WHAT THE TASK ASKS ->
Return each line that holds the word "указаны".

DATA ROWS ->
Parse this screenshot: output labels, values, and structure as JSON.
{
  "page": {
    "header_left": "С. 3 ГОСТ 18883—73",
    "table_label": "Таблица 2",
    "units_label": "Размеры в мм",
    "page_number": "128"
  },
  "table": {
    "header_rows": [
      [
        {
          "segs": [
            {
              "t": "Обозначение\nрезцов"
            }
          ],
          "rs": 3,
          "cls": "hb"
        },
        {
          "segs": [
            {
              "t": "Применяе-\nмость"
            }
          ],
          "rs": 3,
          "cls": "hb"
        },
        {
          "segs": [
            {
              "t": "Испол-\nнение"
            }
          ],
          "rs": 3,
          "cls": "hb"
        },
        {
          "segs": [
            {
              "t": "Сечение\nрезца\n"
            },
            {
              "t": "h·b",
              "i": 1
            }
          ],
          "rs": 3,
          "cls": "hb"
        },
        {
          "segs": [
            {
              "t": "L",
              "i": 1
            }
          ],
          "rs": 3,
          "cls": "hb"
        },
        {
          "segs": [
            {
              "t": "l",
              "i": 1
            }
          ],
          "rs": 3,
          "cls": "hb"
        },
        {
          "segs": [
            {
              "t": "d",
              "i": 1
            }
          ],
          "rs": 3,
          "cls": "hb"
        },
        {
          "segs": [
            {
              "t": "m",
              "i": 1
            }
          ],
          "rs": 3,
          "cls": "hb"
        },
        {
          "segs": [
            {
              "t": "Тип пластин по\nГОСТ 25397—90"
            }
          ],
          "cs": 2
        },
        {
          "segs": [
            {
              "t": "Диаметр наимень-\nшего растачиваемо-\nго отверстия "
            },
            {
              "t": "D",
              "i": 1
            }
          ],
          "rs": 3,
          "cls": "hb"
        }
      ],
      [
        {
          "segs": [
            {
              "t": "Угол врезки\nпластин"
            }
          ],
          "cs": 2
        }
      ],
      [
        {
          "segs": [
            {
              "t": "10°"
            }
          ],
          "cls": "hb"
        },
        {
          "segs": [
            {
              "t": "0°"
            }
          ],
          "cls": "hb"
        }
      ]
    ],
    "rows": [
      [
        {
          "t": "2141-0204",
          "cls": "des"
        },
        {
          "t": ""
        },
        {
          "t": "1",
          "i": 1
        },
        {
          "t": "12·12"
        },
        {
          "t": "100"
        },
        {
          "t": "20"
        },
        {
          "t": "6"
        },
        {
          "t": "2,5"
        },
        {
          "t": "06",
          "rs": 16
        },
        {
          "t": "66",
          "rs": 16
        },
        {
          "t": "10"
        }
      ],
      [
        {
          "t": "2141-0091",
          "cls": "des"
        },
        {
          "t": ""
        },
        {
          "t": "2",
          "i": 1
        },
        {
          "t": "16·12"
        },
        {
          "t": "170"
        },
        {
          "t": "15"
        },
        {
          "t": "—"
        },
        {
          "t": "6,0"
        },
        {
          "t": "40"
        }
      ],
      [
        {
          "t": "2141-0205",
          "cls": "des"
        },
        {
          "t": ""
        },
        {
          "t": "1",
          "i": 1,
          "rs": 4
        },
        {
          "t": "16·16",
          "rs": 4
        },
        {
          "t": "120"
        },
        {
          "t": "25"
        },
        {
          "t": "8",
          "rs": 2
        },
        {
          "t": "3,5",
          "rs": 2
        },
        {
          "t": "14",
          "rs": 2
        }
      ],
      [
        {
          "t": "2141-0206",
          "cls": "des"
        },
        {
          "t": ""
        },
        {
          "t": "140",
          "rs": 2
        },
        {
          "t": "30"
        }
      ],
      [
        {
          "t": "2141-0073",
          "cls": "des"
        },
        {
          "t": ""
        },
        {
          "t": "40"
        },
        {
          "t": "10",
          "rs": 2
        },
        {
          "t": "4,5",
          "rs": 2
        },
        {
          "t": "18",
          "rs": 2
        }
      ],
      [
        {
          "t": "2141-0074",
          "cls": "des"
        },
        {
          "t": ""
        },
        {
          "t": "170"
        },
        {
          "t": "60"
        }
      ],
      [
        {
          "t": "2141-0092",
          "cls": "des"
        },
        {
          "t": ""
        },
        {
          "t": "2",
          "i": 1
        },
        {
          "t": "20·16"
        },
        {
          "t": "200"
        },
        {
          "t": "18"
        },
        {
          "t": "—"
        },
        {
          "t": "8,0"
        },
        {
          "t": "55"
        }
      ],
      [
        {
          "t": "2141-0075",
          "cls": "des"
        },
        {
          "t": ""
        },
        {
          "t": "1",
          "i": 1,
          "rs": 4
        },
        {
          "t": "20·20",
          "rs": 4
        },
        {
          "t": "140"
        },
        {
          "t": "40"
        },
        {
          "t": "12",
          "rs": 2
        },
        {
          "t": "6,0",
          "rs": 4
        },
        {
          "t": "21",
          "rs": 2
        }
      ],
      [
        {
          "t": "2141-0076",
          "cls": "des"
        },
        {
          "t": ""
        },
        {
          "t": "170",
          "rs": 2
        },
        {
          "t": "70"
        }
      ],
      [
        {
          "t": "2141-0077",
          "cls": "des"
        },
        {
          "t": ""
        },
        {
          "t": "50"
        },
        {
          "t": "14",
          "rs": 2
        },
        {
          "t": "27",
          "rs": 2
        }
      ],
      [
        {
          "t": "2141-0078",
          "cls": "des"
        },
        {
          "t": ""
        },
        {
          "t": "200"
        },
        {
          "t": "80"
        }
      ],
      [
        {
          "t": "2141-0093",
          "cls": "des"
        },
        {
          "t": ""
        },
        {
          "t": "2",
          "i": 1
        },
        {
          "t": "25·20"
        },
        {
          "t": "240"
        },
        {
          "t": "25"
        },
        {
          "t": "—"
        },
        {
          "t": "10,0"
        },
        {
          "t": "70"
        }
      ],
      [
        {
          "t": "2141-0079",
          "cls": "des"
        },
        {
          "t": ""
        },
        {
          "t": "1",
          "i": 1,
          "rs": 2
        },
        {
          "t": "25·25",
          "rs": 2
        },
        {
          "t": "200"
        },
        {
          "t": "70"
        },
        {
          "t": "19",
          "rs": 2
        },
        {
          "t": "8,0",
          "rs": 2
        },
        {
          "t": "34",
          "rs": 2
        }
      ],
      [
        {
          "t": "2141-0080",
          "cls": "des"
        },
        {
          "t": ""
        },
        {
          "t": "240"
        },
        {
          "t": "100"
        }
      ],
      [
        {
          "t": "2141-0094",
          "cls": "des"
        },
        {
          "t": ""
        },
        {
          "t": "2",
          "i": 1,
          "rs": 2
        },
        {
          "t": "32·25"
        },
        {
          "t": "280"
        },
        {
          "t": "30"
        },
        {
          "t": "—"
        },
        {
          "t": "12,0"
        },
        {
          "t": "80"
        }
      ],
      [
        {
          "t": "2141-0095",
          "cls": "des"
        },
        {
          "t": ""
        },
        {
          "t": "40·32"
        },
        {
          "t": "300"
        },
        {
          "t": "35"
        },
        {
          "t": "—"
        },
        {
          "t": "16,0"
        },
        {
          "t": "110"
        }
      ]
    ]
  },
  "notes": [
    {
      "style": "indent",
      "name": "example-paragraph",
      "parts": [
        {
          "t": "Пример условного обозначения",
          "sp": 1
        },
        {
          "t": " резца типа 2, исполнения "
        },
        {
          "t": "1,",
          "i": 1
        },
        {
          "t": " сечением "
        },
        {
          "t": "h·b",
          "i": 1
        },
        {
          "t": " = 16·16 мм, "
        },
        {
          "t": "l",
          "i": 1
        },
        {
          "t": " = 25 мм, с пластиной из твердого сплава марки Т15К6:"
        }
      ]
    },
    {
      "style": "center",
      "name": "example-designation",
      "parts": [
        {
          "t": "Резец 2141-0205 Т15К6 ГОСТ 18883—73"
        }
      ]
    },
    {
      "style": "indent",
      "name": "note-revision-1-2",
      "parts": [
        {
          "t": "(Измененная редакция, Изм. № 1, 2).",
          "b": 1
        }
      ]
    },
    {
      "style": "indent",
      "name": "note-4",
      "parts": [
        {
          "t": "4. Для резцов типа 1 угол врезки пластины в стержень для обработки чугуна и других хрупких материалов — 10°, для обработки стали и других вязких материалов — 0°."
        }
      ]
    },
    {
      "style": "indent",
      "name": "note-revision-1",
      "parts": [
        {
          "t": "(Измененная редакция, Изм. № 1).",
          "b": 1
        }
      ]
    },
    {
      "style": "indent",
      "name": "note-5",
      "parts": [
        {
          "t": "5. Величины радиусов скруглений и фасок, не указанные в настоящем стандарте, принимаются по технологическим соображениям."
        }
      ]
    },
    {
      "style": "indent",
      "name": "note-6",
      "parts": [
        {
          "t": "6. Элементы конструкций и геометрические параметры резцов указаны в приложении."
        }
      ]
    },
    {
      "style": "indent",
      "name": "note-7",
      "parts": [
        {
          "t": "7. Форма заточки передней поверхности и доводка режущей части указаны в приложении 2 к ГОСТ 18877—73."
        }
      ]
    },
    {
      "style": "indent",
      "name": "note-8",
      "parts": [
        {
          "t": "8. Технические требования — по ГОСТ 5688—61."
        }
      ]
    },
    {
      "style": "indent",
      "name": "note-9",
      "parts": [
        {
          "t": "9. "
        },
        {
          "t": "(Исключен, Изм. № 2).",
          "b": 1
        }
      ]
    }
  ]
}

TASK ANSWER ->
          "t": "6. Элементы конструкций и геометрические параметры резцов указаны в приложении."
          "t": "7. Форма заточки передней поверхности и доводка режущей части указаны в приложении 2 к ГОСТ 18877—73."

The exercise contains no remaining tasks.